▶ [Data records]
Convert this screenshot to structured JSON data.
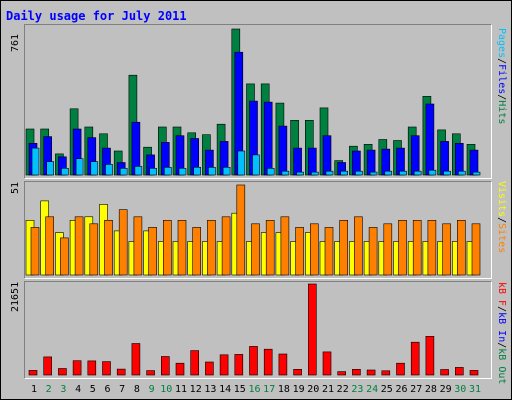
{
  "colors": {
    "background": "#c0c0c0",
    "title": "#0000ff",
    "hits": "#008040",
    "files": "#0000ff",
    "pages": "#00c0ff",
    "visits": "#ffff00",
    "sites": "#ff8000",
    "kbf": "#ff0000",
    "kbin": "#0000ff",
    "kbout": "#008040",
    "weekend_label": "#008040",
    "weekday_label": "#000000"
  },
  "chart_data": [
    {
      "type": "bar",
      "title": "Daily usage for July 2011",
      "ylabel_max": "761",
      "legend_label": "Pages / Files / Hits",
      "legend_parts": [
        "Pages",
        "/",
        "Files",
        "/",
        "Hits"
      ],
      "categories": [
        "1",
        "2",
        "3",
        "4",
        "5",
        "6",
        "7",
        "8",
        "9",
        "10",
        "11",
        "12",
        "13",
        "14",
        "15",
        "16",
        "17",
        "18",
        "19",
        "20",
        "21",
        "22",
        "23",
        "24",
        "25",
        "26",
        "27",
        "28",
        "29",
        "30",
        "31"
      ],
      "ylim": [
        0,
        761
      ],
      "series": [
        {
          "name": "Hits",
          "values": [
            240,
            240,
            110,
            345,
            250,
            215,
            125,
            520,
            145,
            250,
            250,
            220,
            210,
            265,
            761,
            475,
            475,
            375,
            285,
            285,
            350,
            75,
            150,
            160,
            185,
            180,
            250,
            410,
            235,
            215,
            160
          ]
        },
        {
          "name": "Files",
          "values": [
            165,
            200,
            95,
            240,
            195,
            140,
            65,
            275,
            105,
            170,
            205,
            190,
            130,
            175,
            640,
            385,
            380,
            255,
            140,
            140,
            205,
            65,
            125,
            130,
            135,
            140,
            205,
            370,
            175,
            165,
            130
          ]
        },
        {
          "name": "Pages",
          "values": [
            140,
            70,
            35,
            85,
            70,
            55,
            35,
            45,
            35,
            40,
            35,
            40,
            40,
            40,
            125,
            105,
            35,
            20,
            15,
            15,
            20,
            20,
            20,
            15,
            20,
            20,
            20,
            25,
            20,
            20,
            15
          ]
        }
      ]
    },
    {
      "type": "bar",
      "ylabel_max": "51",
      "legend_label": "Visits / Sites",
      "legend_parts": [
        "Visits",
        "/",
        "Sites"
      ],
      "ylim": [
        0,
        51
      ],
      "series": [
        {
          "name": "Visits",
          "values": [
            31,
            42,
            24,
            31,
            33,
            40,
            25,
            19,
            25,
            19,
            19,
            19,
            19,
            19,
            35,
            19,
            24,
            24,
            19,
            24,
            19,
            19,
            19,
            19,
            19,
            19,
            19,
            19,
            19,
            19,
            19
          ]
        },
        {
          "name": "Sites",
          "values": [
            27,
            33,
            21,
            33,
            29,
            31,
            37,
            33,
            27,
            31,
            31,
            27,
            31,
            33,
            51,
            29,
            31,
            33,
            27,
            29,
            27,
            31,
            33,
            27,
            29,
            31,
            31,
            31,
            29,
            31,
            29
          ]
        }
      ]
    },
    {
      "type": "bar",
      "ylabel_max": "21651",
      "legend_label": "kB F / kB In / kB Out",
      "legend_parts": [
        "kB F",
        "/",
        "kB In",
        "/",
        "kB Out"
      ],
      "ylim": [
        0,
        21651
      ],
      "series": [
        {
          "name": "kB F",
          "values": [
            1100,
            4300,
            1550,
            3400,
            3350,
            3200,
            1400,
            7500,
            1050,
            4400,
            2800,
            5800,
            3100,
            4800,
            4900,
            6800,
            6150,
            5000,
            1350,
            21651,
            5500,
            800,
            1350,
            1200,
            1000,
            2800,
            7800,
            9200,
            1300,
            1800,
            1100
          ]
        }
      ]
    }
  ]
}
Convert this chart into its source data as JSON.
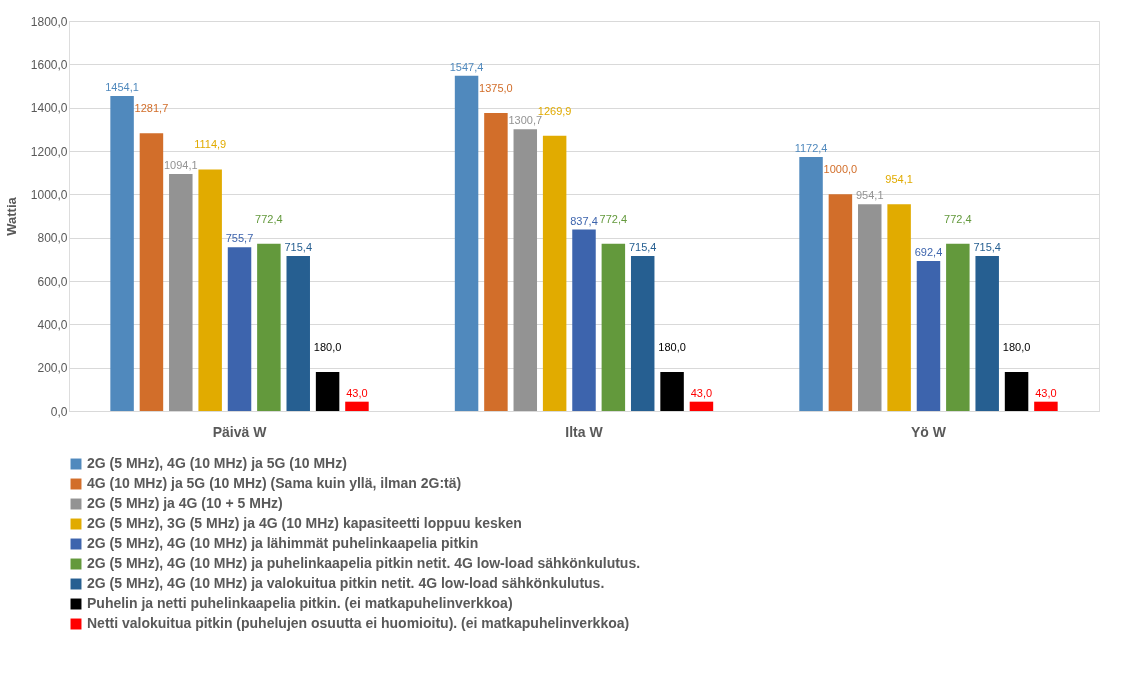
{
  "chart_data": {
    "type": "bar",
    "ylabel": "Wattia",
    "categories": [
      "Päivä W",
      "Ilta W",
      "Yö W"
    ],
    "series": [
      {
        "name": "2G (5 MHz), 4G (10 MHz) ja 5G (10 MHz)",
        "color": "#5089bd",
        "values": [
          1454.1,
          1547.4,
          1172.4
        ],
        "value_labels": [
          "1454,1",
          "1547,4",
          "1172,4"
        ]
      },
      {
        "name": "4G (10 MHz) ja 5G (10 MHz) (Sama kuin yllä, ilman 2G:tä)",
        "color": "#d26e2a",
        "values": [
          1281.7,
          1375.0,
          1000.0
        ],
        "value_labels": [
          "1281,7",
          "1375,0",
          "1000,0"
        ]
      },
      {
        "name": "2G (5 MHz) ja 4G (10 + 5 MHz)",
        "color": "#939393",
        "values": [
          1094.1,
          1300.7,
          954.1
        ],
        "value_labels": [
          "1094,1",
          "1300,7",
          "954,1"
        ]
      },
      {
        "name": "2G  (5 MHz), 3G (5 MHz) ja 4G  (10 MHz) kapasiteetti loppuu kesken",
        "color": "#e1ab00",
        "values": [
          1114.9,
          1269.9,
          954.1
        ],
        "value_labels": [
          "1114,9",
          "1269,9",
          "954,1"
        ]
      },
      {
        "name": "2G (5 MHz), 4G (10 MHz) ja lähimmät puhelinkaapelia pitkin",
        "color": "#3d64ad",
        "values": [
          755.7,
          837.4,
          692.4
        ],
        "value_labels": [
          "755,7",
          "837,4",
          "692,4"
        ]
      },
      {
        "name": "2G (5 MHz), 4G (10 MHz) ja puhelinkaapelia pitkin netit. 4G low-load sähkönkulutus.",
        "color": "#63993c",
        "values": [
          772.4,
          772.4,
          772.4
        ],
        "value_labels": [
          "772,4",
          "772,4",
          "772,4"
        ]
      },
      {
        "name": "2G (5 MHz), 4G (10 MHz) ja valokuitua pitkin netit. 4G low-load sähkönkulutus.",
        "color": "#265f91",
        "values": [
          715.4,
          715.4,
          715.4
        ],
        "value_labels": [
          "715,4",
          "715,4",
          "715,4"
        ]
      },
      {
        "name": "Puhelin ja netti puhelinkaapelia pitkin. (ei matkapuhelinverkkoa)",
        "color": "#000000",
        "values": [
          180.0,
          180.0,
          180.0
        ],
        "value_labels": [
          "180,0",
          "180,0",
          "180,0"
        ]
      },
      {
        "name": "Netti valokuitua pitkin (puhelujen osuutta ei huomioitu). (ei matkapuhelinverkkoa)",
        "color": "#ff0000",
        "values": [
          43.0,
          43.0,
          43.0
        ],
        "value_labels": [
          "43,0",
          "43,0",
          "43,0"
        ]
      }
    ],
    "ylim": [
      0,
      1800
    ],
    "yticks": [
      {
        "value": 0,
        "label": "0,0"
      },
      {
        "value": 200,
        "label": "200,0"
      },
      {
        "value": 400,
        "label": "400,0"
      },
      {
        "value": 600,
        "label": "600,0"
      },
      {
        "value": 800,
        "label": "800,0"
      },
      {
        "value": 1000,
        "label": "1000,0"
      },
      {
        "value": 1200,
        "label": "1200,0"
      },
      {
        "value": 1400,
        "label": "1400,0"
      },
      {
        "value": 1600,
        "label": "1600,0"
      },
      {
        "value": 1800,
        "label": "1800,0"
      }
    ],
    "grid": "y",
    "legend": "bottom"
  }
}
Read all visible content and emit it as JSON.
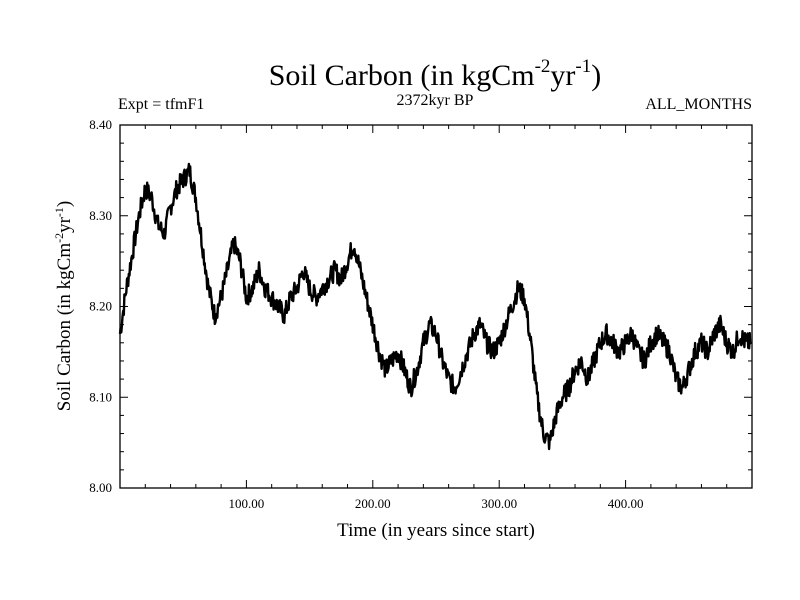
{
  "chart_data": {
    "type": "line",
    "title": {
      "main": "Soil Carbon (in kgCm",
      "sup1": "-2",
      "mid": "yr",
      "sup2": "-1",
      "end": ")"
    },
    "subtitle": "2372kyr BP",
    "left_note": "Expt = tfmF1",
    "right_note": "ALL_MONTHS",
    "xlabel": "Time (in years since start)",
    "ylabel": {
      "main": "Soil Carbon (in kgCm",
      "sup1": "-2",
      "mid": "yr",
      "sup2": "-1",
      "end": ")"
    },
    "xlim": [
      0,
      500
    ],
    "ylim": [
      8.0,
      8.4
    ],
    "xticks": [
      100,
      200,
      300,
      400
    ],
    "xtick_labels": [
      "100.00",
      "200.00",
      "300.00",
      "400.00"
    ],
    "yticks": [
      8.0,
      8.1,
      8.2,
      8.3,
      8.4
    ],
    "ytick_labels": [
      "8.00",
      "8.10",
      "8.20",
      "8.30",
      "8.40"
    ],
    "series": [
      {
        "name": "Soil Carbon",
        "color": "#000000",
        "x": [
          0,
          5,
          10,
          15,
          20,
          25,
          30,
          35,
          40,
          45,
          50,
          55,
          60,
          65,
          70,
          75,
          80,
          85,
          90,
          95,
          100,
          105,
          110,
          115,
          120,
          125,
          130,
          135,
          140,
          145,
          150,
          155,
          160,
          165,
          170,
          175,
          180,
          185,
          190,
          195,
          200,
          205,
          210,
          215,
          220,
          225,
          230,
          235,
          240,
          245,
          250,
          255,
          260,
          265,
          270,
          275,
          280,
          285,
          290,
          295,
          300,
          305,
          310,
          315,
          320,
          325,
          330,
          335,
          340,
          345,
          350,
          355,
          360,
          365,
          370,
          375,
          380,
          385,
          390,
          395,
          400,
          405,
          410,
          415,
          420,
          425,
          430,
          435,
          440,
          445,
          450,
          455,
          460,
          465,
          470,
          475,
          480,
          485,
          490,
          495,
          499
        ],
        "values": [
          8.17,
          8.22,
          8.26,
          8.3,
          8.33,
          8.32,
          8.29,
          8.28,
          8.31,
          8.33,
          8.34,
          8.35,
          8.32,
          8.27,
          8.22,
          8.19,
          8.21,
          8.24,
          8.27,
          8.25,
          8.21,
          8.22,
          8.24,
          8.22,
          8.21,
          8.2,
          8.19,
          8.21,
          8.22,
          8.24,
          8.22,
          8.21,
          8.22,
          8.23,
          8.24,
          8.23,
          8.25,
          8.27,
          8.24,
          8.21,
          8.18,
          8.15,
          8.13,
          8.14,
          8.15,
          8.13,
          8.11,
          8.13,
          8.16,
          8.18,
          8.17,
          8.14,
          8.12,
          8.11,
          8.13,
          8.15,
          8.17,
          8.18,
          8.16,
          8.15,
          8.16,
          8.18,
          8.2,
          8.22,
          8.21,
          8.16,
          8.1,
          8.06,
          8.05,
          8.08,
          8.1,
          8.11,
          8.13,
          8.14,
          8.12,
          8.14,
          8.16,
          8.17,
          8.16,
          8.15,
          8.16,
          8.17,
          8.15,
          8.14,
          8.16,
          8.17,
          8.16,
          8.15,
          8.12,
          8.11,
          8.13,
          8.15,
          8.16,
          8.15,
          8.17,
          8.18,
          8.16,
          8.15,
          8.17,
          8.16,
          8.16
        ]
      }
    ]
  }
}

▶ [Exercise]
In the listing above, locate each line with "netit" and copy it.

▶ [Solution to the problem]
        "name": "2G (5 MHz), 4G (10 MHz) ja puhelinkaapelia pitkin netit. 4G low-load sähkönkulutus.",
        "name": "2G (5 MHz), 4G (10 MHz) ja valokuitua pitkin netit. 4G low-load sähkönkulutus.",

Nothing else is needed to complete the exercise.